◆ What is asked ◆
Compute the number of lines that include the string "овие", then output that number and nothing else.
※ ※ ※
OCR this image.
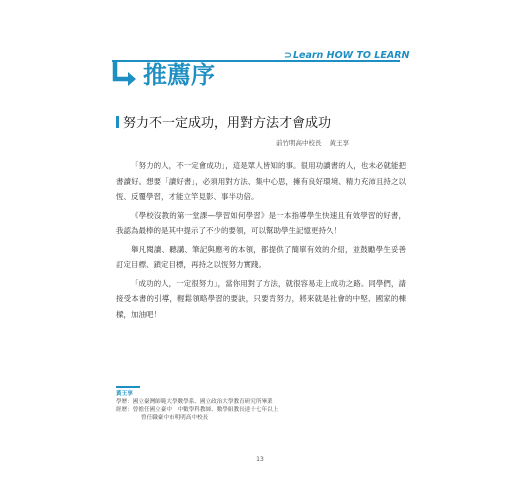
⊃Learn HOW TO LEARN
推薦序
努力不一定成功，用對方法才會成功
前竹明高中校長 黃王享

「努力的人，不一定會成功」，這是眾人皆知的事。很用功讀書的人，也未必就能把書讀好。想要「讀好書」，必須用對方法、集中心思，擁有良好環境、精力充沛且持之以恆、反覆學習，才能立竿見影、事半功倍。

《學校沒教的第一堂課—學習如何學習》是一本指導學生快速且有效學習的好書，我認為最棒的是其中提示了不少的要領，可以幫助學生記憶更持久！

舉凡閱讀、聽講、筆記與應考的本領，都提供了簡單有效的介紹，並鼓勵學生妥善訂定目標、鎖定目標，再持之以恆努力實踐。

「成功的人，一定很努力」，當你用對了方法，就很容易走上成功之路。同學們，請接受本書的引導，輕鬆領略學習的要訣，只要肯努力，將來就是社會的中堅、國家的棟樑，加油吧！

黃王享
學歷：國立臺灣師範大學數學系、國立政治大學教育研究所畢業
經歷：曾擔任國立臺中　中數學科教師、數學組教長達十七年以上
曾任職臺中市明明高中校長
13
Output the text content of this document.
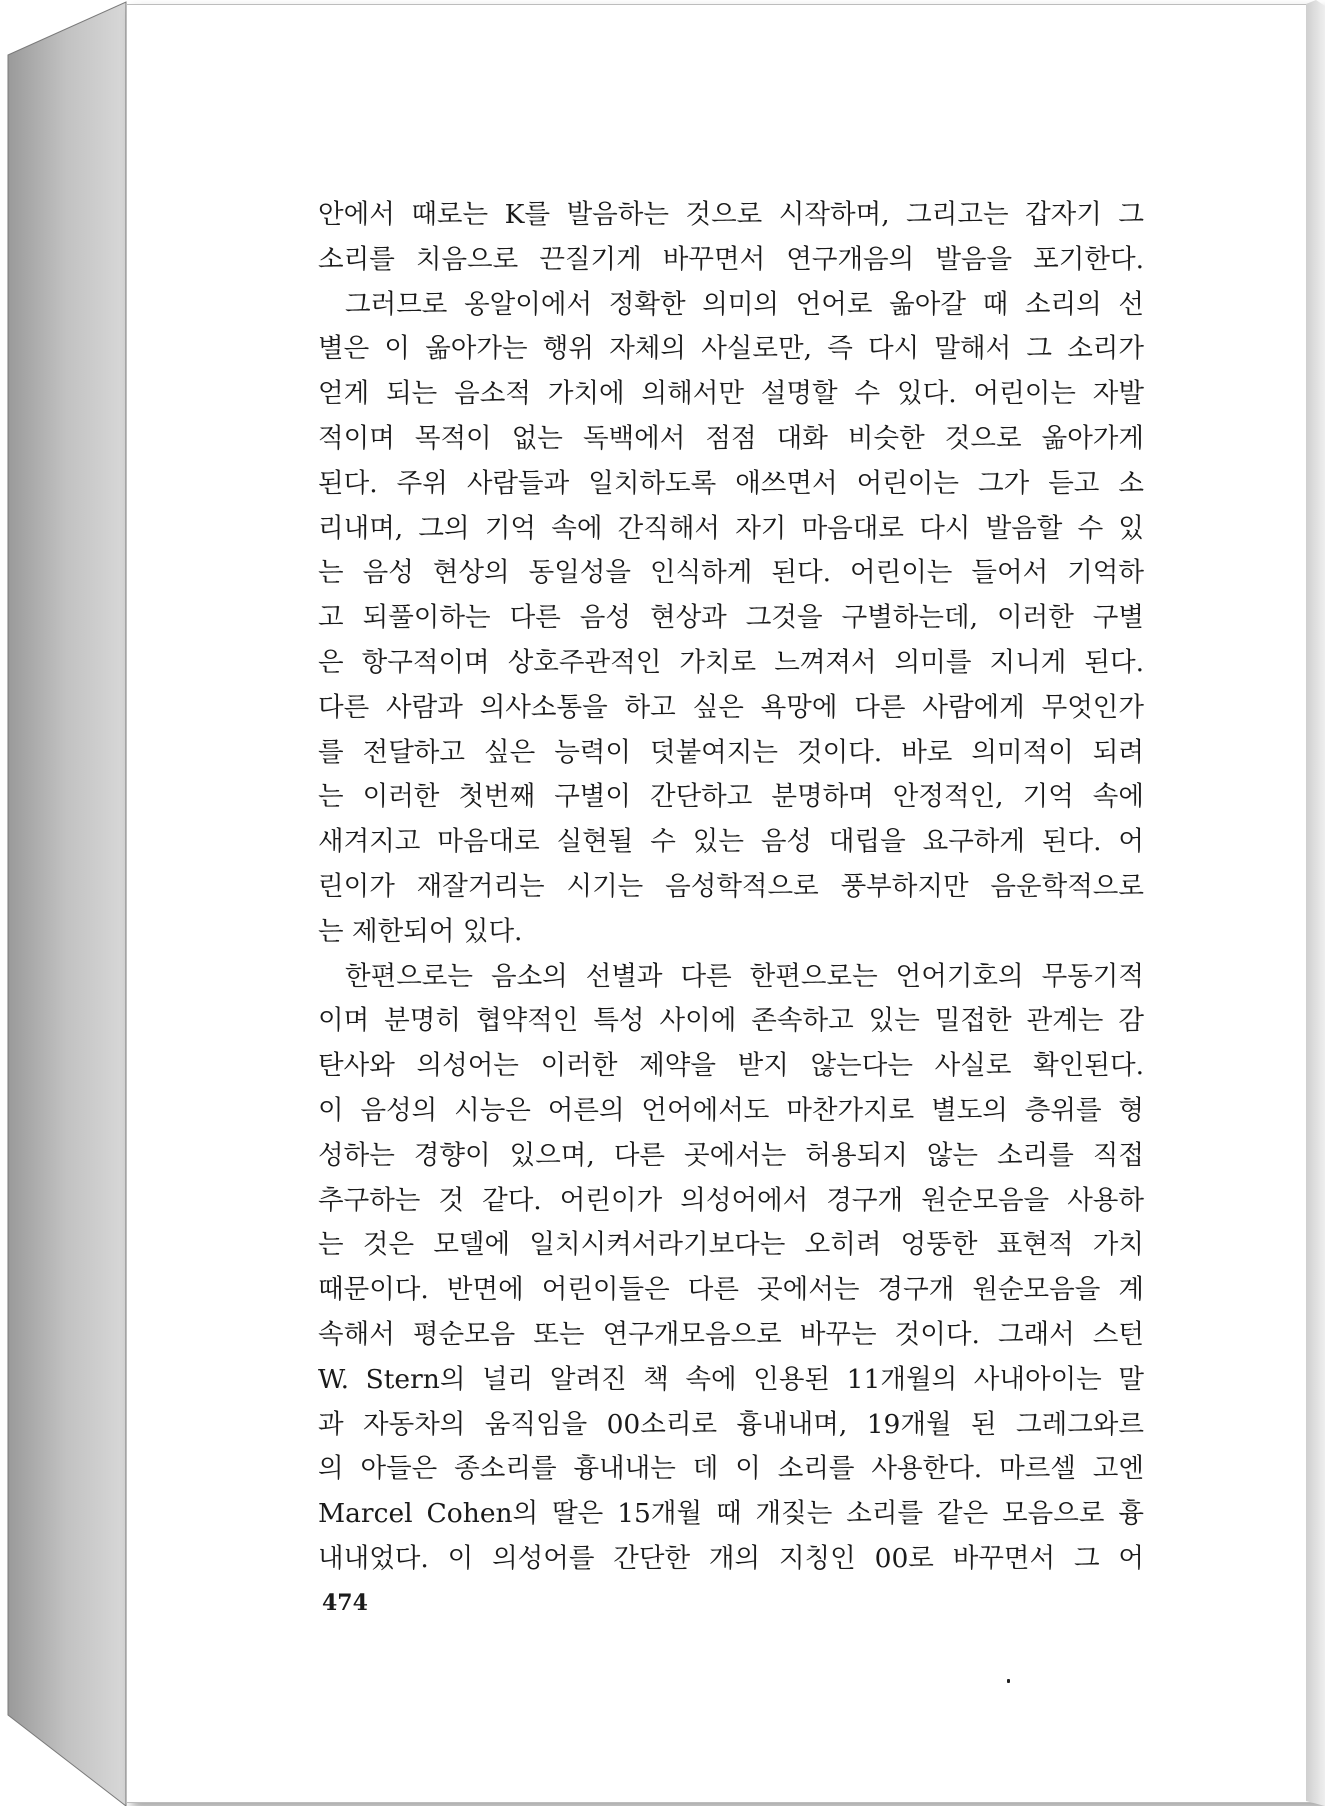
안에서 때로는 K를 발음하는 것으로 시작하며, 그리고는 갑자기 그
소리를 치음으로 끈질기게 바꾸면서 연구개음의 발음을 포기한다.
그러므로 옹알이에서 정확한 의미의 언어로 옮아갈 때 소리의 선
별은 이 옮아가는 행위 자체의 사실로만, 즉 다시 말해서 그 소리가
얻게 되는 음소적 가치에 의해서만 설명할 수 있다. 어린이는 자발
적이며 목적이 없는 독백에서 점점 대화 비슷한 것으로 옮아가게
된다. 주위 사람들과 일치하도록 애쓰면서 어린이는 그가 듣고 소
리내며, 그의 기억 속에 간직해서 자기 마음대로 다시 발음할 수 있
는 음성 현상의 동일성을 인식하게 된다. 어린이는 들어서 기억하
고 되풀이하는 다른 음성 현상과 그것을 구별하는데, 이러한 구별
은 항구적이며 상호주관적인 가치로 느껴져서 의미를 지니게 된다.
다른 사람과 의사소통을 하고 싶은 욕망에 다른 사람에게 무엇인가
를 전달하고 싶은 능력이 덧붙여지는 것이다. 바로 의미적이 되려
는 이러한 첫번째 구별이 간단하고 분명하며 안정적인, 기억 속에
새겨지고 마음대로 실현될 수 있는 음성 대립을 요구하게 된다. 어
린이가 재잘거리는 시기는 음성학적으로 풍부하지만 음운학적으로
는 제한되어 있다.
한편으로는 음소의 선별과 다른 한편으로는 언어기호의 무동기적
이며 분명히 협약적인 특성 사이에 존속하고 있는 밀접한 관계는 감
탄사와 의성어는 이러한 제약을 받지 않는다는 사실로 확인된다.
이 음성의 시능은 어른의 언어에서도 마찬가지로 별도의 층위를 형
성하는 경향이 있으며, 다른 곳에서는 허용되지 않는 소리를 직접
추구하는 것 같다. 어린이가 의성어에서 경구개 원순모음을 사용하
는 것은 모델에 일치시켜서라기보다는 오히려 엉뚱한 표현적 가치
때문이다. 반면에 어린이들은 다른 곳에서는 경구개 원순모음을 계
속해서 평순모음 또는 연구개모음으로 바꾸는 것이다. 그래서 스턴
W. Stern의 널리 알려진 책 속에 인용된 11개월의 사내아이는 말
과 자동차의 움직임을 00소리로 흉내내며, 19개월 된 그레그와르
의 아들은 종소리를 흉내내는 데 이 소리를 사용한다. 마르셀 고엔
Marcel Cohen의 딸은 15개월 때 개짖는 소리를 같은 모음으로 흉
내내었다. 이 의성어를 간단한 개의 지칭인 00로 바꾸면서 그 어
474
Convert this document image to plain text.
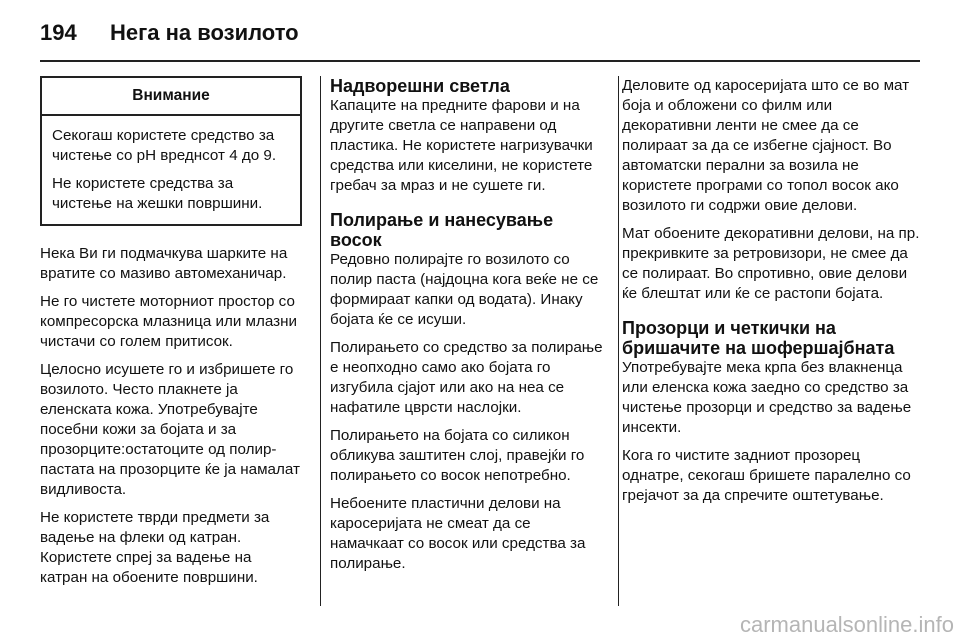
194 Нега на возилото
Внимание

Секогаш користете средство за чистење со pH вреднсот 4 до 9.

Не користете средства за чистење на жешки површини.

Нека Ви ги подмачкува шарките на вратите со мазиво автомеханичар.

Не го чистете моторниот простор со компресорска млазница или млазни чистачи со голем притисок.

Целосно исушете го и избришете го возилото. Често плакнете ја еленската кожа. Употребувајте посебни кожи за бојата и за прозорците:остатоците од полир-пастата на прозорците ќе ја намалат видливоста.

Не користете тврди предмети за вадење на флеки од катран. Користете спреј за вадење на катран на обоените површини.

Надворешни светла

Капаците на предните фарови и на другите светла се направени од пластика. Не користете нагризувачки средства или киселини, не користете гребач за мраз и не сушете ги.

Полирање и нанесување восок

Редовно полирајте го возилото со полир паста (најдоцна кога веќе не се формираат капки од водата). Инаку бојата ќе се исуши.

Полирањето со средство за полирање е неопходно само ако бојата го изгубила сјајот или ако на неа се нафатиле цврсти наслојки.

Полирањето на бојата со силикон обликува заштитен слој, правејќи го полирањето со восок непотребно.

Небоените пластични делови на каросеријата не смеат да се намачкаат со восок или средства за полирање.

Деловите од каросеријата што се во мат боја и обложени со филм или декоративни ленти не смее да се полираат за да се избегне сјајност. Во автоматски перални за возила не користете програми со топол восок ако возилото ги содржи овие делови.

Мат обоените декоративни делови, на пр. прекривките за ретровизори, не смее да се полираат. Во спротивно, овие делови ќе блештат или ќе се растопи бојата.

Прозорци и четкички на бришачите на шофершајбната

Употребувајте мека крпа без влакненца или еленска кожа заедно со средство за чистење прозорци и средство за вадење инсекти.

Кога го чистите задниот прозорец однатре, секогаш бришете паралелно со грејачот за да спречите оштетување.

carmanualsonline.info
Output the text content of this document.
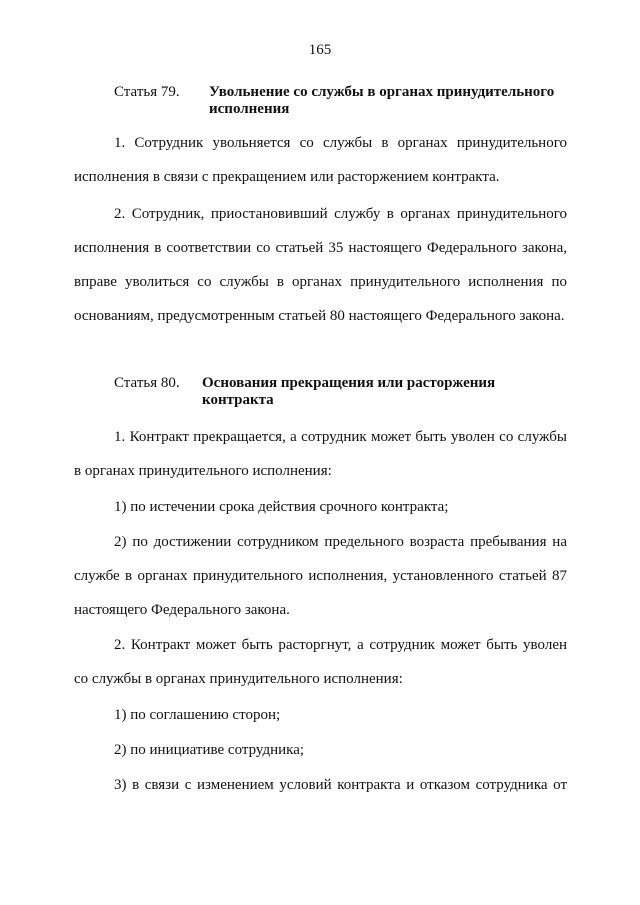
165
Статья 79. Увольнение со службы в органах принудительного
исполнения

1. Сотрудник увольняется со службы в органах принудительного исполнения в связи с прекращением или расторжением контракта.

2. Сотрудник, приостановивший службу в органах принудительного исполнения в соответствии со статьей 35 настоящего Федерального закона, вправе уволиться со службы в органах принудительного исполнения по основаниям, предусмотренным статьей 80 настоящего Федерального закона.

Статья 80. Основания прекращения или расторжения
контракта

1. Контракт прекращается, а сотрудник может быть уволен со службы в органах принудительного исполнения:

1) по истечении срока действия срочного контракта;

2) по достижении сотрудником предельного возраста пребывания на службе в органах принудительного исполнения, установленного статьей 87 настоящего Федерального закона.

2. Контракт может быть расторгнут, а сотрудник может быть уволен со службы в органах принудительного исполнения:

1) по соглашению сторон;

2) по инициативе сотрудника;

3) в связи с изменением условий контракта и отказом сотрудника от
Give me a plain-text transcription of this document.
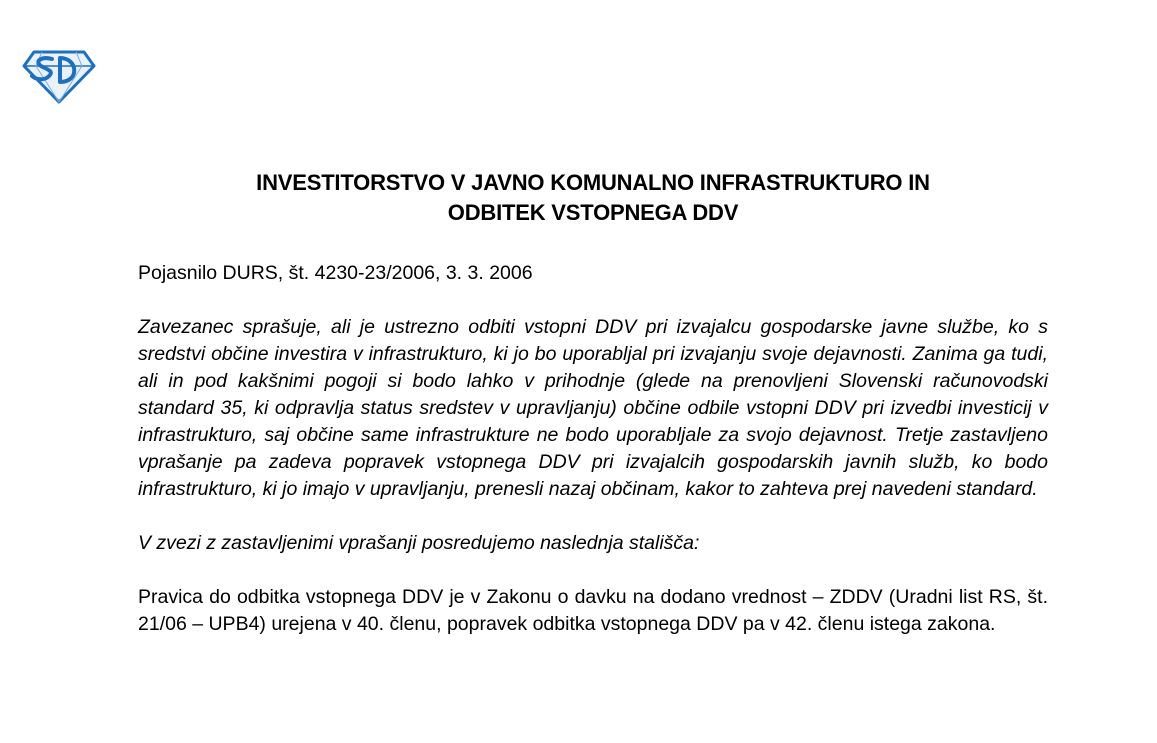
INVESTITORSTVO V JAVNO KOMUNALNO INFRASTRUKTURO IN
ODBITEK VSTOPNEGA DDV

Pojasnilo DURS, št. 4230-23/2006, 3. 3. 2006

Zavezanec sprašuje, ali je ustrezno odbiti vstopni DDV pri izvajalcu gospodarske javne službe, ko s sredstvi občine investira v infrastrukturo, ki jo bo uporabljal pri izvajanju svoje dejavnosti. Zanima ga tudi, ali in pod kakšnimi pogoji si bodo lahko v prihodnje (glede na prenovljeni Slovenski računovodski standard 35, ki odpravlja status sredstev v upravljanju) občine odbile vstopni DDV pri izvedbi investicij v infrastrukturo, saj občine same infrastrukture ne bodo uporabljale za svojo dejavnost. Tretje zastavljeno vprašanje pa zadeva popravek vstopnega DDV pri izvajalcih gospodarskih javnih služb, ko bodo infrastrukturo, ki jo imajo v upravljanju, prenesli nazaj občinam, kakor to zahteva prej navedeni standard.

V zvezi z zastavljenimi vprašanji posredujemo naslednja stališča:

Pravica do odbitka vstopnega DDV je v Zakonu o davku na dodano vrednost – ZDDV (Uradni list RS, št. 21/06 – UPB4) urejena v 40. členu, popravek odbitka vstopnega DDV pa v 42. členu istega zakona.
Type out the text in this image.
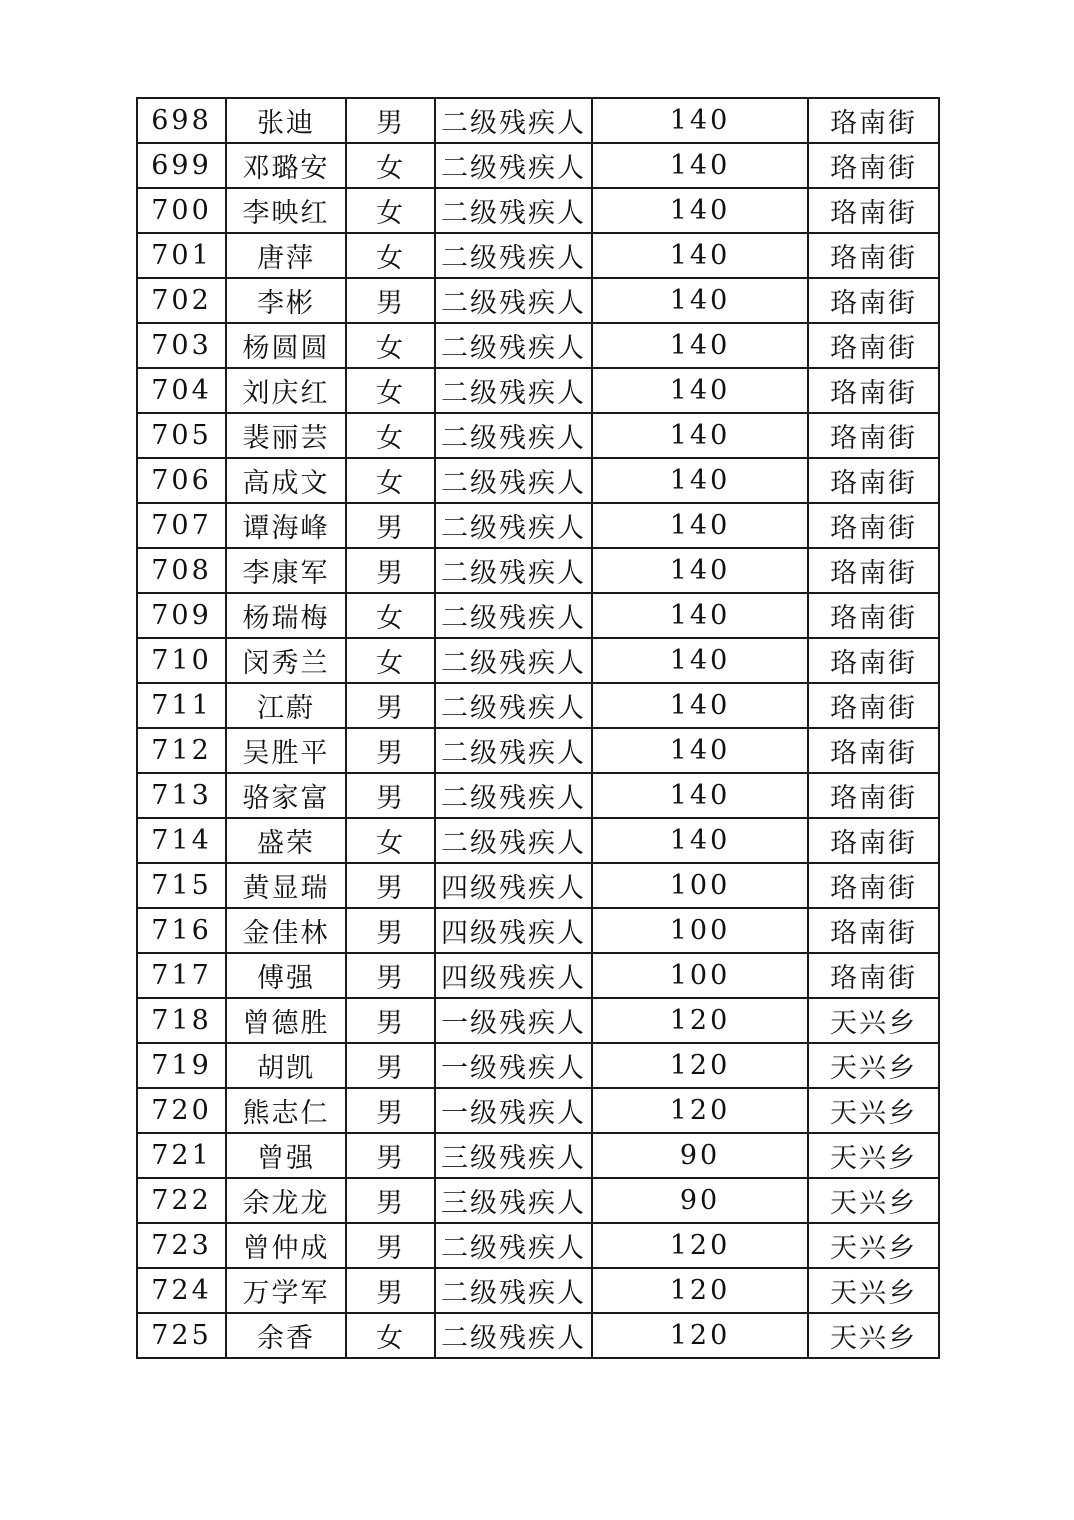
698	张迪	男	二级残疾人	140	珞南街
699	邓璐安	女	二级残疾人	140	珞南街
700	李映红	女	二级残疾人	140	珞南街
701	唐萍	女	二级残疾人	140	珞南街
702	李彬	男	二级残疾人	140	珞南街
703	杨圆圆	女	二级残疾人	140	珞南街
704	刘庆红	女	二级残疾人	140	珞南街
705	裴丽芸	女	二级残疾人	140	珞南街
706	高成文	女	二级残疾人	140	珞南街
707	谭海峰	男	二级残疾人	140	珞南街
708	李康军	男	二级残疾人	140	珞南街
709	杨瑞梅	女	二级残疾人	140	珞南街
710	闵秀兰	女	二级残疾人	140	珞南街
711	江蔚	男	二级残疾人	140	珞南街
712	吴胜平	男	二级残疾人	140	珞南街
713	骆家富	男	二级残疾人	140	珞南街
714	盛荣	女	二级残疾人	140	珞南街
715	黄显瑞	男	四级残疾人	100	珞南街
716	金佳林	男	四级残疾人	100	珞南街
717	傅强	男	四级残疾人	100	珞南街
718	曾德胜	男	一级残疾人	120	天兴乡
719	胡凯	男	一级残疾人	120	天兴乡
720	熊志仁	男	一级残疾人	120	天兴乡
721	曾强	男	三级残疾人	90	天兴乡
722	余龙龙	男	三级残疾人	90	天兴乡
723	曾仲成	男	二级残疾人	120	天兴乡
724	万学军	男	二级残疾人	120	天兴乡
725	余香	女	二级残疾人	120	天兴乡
※ ※ ※
◆ Worked solution ◆
2